Listed entries ->
_ _ _ _ _

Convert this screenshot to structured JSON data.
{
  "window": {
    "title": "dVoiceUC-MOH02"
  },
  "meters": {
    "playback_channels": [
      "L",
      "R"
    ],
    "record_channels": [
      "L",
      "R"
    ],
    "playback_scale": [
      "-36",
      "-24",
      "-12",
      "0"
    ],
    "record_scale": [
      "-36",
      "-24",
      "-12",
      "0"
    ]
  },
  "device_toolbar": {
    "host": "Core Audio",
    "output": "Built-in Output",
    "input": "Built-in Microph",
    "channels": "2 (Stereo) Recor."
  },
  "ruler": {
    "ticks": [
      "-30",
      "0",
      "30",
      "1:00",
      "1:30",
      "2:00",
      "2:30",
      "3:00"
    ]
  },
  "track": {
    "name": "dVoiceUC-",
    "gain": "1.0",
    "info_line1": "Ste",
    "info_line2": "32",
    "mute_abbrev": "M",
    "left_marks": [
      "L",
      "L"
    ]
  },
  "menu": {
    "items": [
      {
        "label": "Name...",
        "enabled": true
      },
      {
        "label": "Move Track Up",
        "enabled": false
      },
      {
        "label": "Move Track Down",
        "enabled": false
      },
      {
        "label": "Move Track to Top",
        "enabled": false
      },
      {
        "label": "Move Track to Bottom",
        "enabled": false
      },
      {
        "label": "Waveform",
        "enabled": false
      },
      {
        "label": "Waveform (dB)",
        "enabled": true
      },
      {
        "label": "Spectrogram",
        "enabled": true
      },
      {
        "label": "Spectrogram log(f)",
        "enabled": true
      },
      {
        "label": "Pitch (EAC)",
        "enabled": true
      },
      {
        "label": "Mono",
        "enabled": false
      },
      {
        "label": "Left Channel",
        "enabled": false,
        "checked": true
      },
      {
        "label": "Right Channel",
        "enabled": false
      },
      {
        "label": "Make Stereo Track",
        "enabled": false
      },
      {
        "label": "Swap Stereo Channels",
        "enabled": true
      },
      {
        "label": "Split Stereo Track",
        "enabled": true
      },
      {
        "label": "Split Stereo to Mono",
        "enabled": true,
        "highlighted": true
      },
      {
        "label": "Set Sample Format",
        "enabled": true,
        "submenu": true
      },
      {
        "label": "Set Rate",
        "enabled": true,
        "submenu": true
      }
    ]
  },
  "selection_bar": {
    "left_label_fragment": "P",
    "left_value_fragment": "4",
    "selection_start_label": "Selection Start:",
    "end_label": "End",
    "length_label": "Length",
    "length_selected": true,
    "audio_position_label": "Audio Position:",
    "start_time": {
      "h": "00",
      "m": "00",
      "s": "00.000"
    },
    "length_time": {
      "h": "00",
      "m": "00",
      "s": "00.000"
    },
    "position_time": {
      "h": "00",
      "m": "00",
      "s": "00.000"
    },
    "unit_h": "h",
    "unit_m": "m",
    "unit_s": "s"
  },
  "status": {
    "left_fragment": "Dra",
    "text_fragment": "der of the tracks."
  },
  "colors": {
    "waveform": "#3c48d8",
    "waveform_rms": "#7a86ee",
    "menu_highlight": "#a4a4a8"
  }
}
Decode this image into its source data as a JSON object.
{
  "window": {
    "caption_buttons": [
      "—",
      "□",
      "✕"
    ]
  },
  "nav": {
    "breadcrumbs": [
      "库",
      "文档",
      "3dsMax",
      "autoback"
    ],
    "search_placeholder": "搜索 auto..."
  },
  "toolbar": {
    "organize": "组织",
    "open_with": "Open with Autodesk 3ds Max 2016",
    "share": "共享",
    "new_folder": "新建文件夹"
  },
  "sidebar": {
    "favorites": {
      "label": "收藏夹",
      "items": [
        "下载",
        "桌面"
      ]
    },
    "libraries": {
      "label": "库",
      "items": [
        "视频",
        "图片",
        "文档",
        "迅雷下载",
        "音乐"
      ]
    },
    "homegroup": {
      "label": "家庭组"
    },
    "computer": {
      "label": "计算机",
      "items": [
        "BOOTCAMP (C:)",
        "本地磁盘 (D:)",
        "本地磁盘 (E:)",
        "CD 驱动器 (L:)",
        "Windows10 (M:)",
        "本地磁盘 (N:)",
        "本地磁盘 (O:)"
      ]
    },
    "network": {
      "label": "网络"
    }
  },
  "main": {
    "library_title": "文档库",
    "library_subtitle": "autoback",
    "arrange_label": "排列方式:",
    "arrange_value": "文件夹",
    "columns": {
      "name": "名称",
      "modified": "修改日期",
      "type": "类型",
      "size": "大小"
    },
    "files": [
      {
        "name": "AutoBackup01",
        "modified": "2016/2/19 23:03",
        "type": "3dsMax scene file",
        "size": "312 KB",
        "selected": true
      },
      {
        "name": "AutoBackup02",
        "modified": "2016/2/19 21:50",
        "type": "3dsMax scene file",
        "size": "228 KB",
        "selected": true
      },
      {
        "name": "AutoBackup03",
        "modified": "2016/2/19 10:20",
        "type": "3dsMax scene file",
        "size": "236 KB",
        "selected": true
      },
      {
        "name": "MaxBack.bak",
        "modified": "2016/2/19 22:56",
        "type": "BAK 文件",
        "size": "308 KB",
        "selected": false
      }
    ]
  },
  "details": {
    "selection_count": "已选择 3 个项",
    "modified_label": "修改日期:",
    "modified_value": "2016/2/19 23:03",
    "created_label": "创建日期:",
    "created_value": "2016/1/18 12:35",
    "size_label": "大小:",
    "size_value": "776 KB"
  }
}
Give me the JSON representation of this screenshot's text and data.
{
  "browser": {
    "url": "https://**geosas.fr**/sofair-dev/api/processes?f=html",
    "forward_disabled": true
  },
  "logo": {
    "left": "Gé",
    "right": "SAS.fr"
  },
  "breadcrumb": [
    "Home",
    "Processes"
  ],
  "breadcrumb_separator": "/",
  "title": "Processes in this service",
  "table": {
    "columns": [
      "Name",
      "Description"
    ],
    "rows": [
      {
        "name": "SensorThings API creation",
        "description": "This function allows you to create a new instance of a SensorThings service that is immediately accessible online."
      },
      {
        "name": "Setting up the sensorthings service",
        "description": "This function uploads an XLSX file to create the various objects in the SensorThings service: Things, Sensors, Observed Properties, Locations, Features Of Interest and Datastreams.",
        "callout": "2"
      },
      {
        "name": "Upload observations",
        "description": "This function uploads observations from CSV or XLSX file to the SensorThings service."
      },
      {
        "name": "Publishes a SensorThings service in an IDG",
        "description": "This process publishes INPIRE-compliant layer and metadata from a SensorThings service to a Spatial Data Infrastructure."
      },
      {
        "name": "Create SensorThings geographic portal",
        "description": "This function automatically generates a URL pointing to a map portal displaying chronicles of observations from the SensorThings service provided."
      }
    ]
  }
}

_ _ _ _ _

Your task is to repeat the data exactly, with nothing left out.

Complete answer ->
Convert this screenshot to structured JSON data.
{
  "window": {
    "title": "dVoiceUC-MOH02"
  },
  "meters": {
    "playback_channels": [
      "L",
      "R"
    ],
    "record_channels": [
      "L",
      "R"
    ],
    "playback_scale": [
      "-36",
      "-24",
      "-12",
      "0"
    ],
    "record_scale": [
      "-36",
      "-24",
      "-12",
      "0"
    ]
  },
  "device_toolbar": {
    "host": "Core Audio",
    "output": "Built-in Output",
    "input": "Built-in Microph",
    "channels": "2 (Stereo) Recor."
  },
  "ruler": {
    "ticks": [
      "-30",
      "0",
      "30",
      "1:00",
      "1:30",
      "2:00",
      "2:30",
      "3:00"
    ]
  },
  "track": {
    "name": "dVoiceUC-",
    "gain": "1.0",
    "info_line1": "Ste",
    "info_line2": "32",
    "mute_abbrev": "M",
    "left_marks": [
      "L",
      "L"
    ]
  },
  "menu": {
    "items": [
      {
        "label": "Name...",
        "enabled": true
      },
      {
        "label": "Move Track Up",
        "enabled": false
      },
      {
        "label": "Move Track Down",
        "enabled": false
      },
      {
        "label": "Move Track to Top",
        "enabled": false
      },
      {
        "label": "Move Track to Bottom",
        "enabled": false
      },
      {
        "label": "Waveform",
        "enabled": false
      },
      {
        "label": "Waveform (dB)",
        "enabled": true
      },
      {
        "label": "Spectrogram",
        "enabled": true
      },
      {
        "label": "Spectrogram log(f)",
        "enabled": true
      },
      {
        "label": "Pitch (EAC)",
        "enabled": true
      },
      {
        "label": "Mono",
        "enabled": false
      },
      {
        "label": "Left Channel",
        "enabled": false,
        "checked": true
      },
      {
        "label": "Right Channel",
        "enabled": false
      },
      {
        "label": "Make Stereo Track",
        "enabled": false
      },
      {
        "label": "Swap Stereo Channels",
        "enabled": true
      },
      {
        "label": "Split Stereo Track",
        "enabled": true
      },
      {
        "label": "Split Stereo to Mono",
        "enabled": true,
        "highlighted": true
      },
      {
        "label": "Set Sample Format",
        "enabled": true,
        "submenu": true
      },
      {
        "label": "Set Rate",
        "enabled": true,
        "submenu": true
      }
    ]
  },
  "selection_bar": {
    "left_label_fragment": "P",
    "left_value_fragment": "4",
    "selection_start_label": "Selection Start:",
    "end_label": "End",
    "length_label": "Length",
    "length_selected": true,
    "audio_position_label": "Audio Position:",
    "start_time": {
      "h": "00",
      "m": "00",
      "s": "00.000"
    },
    "length_time": {
      "h": "00",
      "m": "00",
      "s": "00.000"
    },
    "position_time": {
      "h": "00",
      "m": "00",
      "s": "00.000"
    },
    "unit_h": "h",
    "unit_m": "m",
    "unit_s": "s"
  },
  "status": {
    "left_fragment": "Dra",
    "text_fragment": "der of the tracks."
  },
  "colors": {
    "waveform": "#3c48d8",
    "waveform_rms": "#7a86ee",
    "menu_highlight": "#a4a4a8"
  }
}
Decode this image into its source data as a JSON object.
{
  "window": {
    "caption_buttons": [
      "—",
      "□",
      "✕"
    ]
  },
  "nav": {
    "breadcrumbs": [
      "库",
      "文档",
      "3dsMax",
      "autoback"
    ],
    "search_placeholder": "搜索 auto..."
  },
  "toolbar": {
    "organize": "组织",
    "open_with": "Open with Autodesk 3ds Max 2016",
    "share": "共享",
    "new_folder": "新建文件夹"
  },
  "sidebar": {
    "favorites": {
      "label": "收藏夹",
      "items": [
        "下载",
        "桌面"
      ]
    },
    "libraries": {
      "label": "库",
      "items": [
        "视频",
        "图片",
        "文档",
        "迅雷下载",
        "音乐"
      ]
    },
    "homegroup": {
      "label": "家庭组"
    },
    "computer": {
      "label": "计算机",
      "items": [
        "BOOTCAMP (C:)",
        "本地磁盘 (D:)",
        "本地磁盘 (E:)",
        "CD 驱动器 (L:)",
        "Windows10 (M:)",
        "本地磁盘 (N:)",
        "本地磁盘 (O:)"
      ]
    },
    "network": {
      "label": "网络"
    }
  },
  "main": {
    "library_title": "文档库",
    "library_subtitle": "autoback",
    "arrange_label": "排列方式:",
    "arrange_value": "文件夹",
    "columns": {
      "name": "名称",
      "modified": "修改日期",
      "type": "类型",
      "size": "大小"
    },
    "files": [
      {
        "name": "AutoBackup01",
        "modified": "2016/2/19 23:03",
        "type": "3dsMax scene file",
        "size": "312 KB",
        "selected": true
      },
      {
        "name": "AutoBackup02",
        "modified": "2016/2/19 21:50",
        "type": "3dsMax scene file",
        "size": "228 KB",
        "selected": true
      },
      {
        "name": "AutoBackup03",
        "modified": "2016/2/19 10:20",
        "type": "3dsMax scene file",
        "size": "236 KB",
        "selected": true
      },
      {
        "name": "MaxBack.bak",
        "modified": "2016/2/19 22:56",
        "type": "BAK 文件",
        "size": "308 KB",
        "selected": false
      }
    ]
  },
  "details": {
    "selection_count": "已选择 3 个项",
    "modified_label": "修改日期:",
    "modified_value": "2016/2/19 23:03",
    "created_label": "创建日期:",
    "created_value": "2016/1/18 12:35",
    "size_label": "大小:",
    "size_value": "776 KB"
  }
}
Give me the JSON representation of this screenshot's text and data.
{
  "browser": {
    "url": "https://**geosas.fr**/sofair-dev/api/processes?f=html",
    "forward_disabled": true
  },
  "logo": {
    "left": "Gé",
    "right": "SAS.fr"
  },
  "breadcrumb": [
    "Home",
    "Processes"
  ],
  "breadcrumb_separator": "/",
  "title": "Processes in this service",
  "table": {
    "columns": [
      "Name",
      "Description"
    ],
    "rows": [
      {
        "name": "SensorThings API creation",
        "description": "This function allows you to create a new instance of a SensorThings service that is immediately accessible online."
      },
      {
        "name": "Setting up the sensorthings service",
        "description": "This function uploads an XLSX file to create the various objects in the SensorThings service: Things, Sensors, Observed Properties, Locations, Features Of Interest and Datastreams.",
        "callout": "2"
      },
      {
        "name": "Upload observations",
        "description": "This function uploads observations from CSV or XLSX file to the SensorThings service."
      },
      {
        "name": "Publishes a SensorThings service in an IDG",
        "description": "This process publishes INPIRE-compliant layer and metadata from a SensorThings service to a Spatial Data Infrastructure."
      },
      {
        "name": "Create SensorThings geographic portal",
        "description": "This function automatically generates a URL pointing to a map portal displaying chronicles of observations from the SensorThings service provided."
      }
    ]
  }
}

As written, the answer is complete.